(EXERCISE PROMPT) Every line that contains the word "Rank" should be copied.
─── TASK INPUTS
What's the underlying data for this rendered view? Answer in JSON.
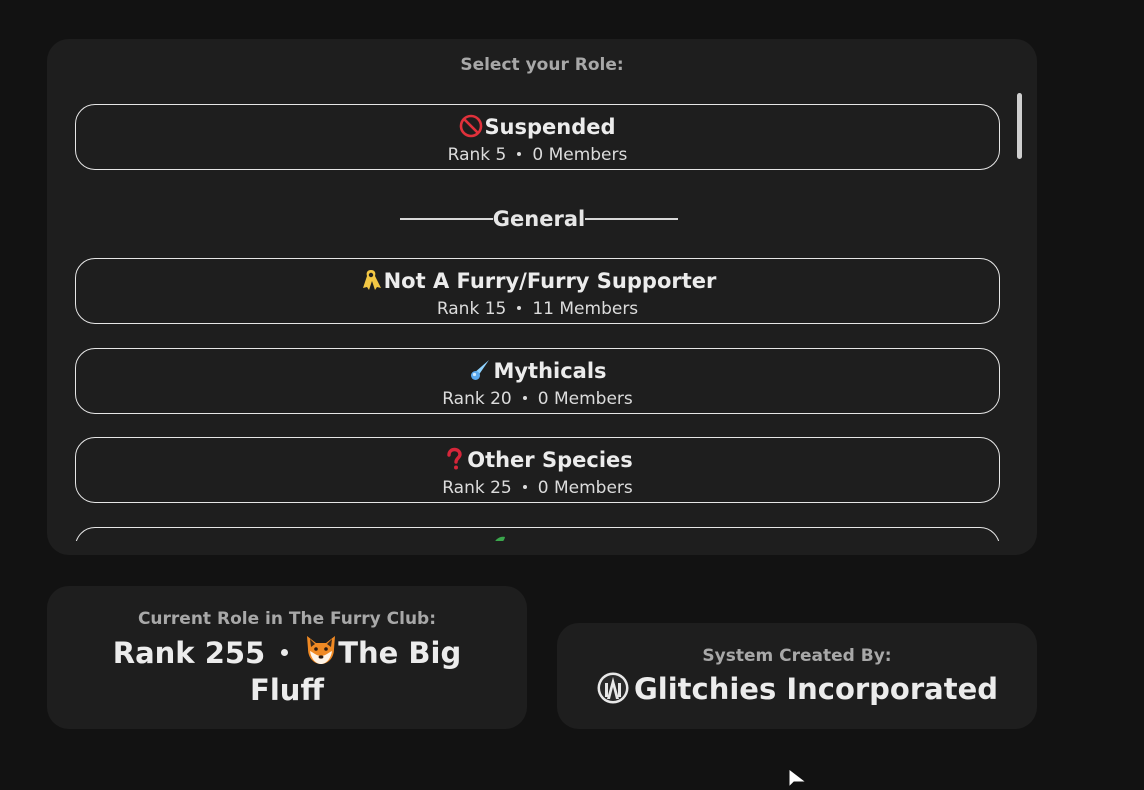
{
  "role_selector": {
    "heading": "Select your Role:",
    "roles": [
      {
        "name": "Suspended",
        "rank": "Rank 5",
        "members": "0 Members",
        "icon": "no-entry-icon"
      },
      {
        "name": "Not A Furry/Furry Supporter",
        "rank": "Rank 15",
        "members": "11 Members",
        "icon": "ribbon-icon"
      },
      {
        "name": "Mythicals",
        "rank": "Rank 20",
        "members": "0 Members",
        "icon": "comet-icon"
      },
      {
        "name": "Other Species",
        "rank": "Rank 25",
        "members": "0 Members",
        "icon": "question-mark-icon"
      }
    ],
    "section_divider": "General"
  },
  "current_role": {
    "heading": "Current Role in The Furry Club:",
    "rank": "Rank 255",
    "role_name": "The Big",
    "role_name_2": "Fluff",
    "icon": "fox-face-icon"
  },
  "credits": {
    "heading": "System Created By:",
    "creator": "Glitchies Incorporated",
    "icon": "glitchies-logo-icon"
  },
  "colors": {
    "background": "#121212",
    "panel": "#1e1e1e",
    "card_border": "#e6e6e6",
    "muted_text": "#a8a8a8"
  }
}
──────
(EXERCISE RESPONSE)
        "rank": "Rank 5",
        "rank": "Rank 15",
        "rank": "Rank 20",
        "rank": "Rank 25",
    "rank": "Rank 255",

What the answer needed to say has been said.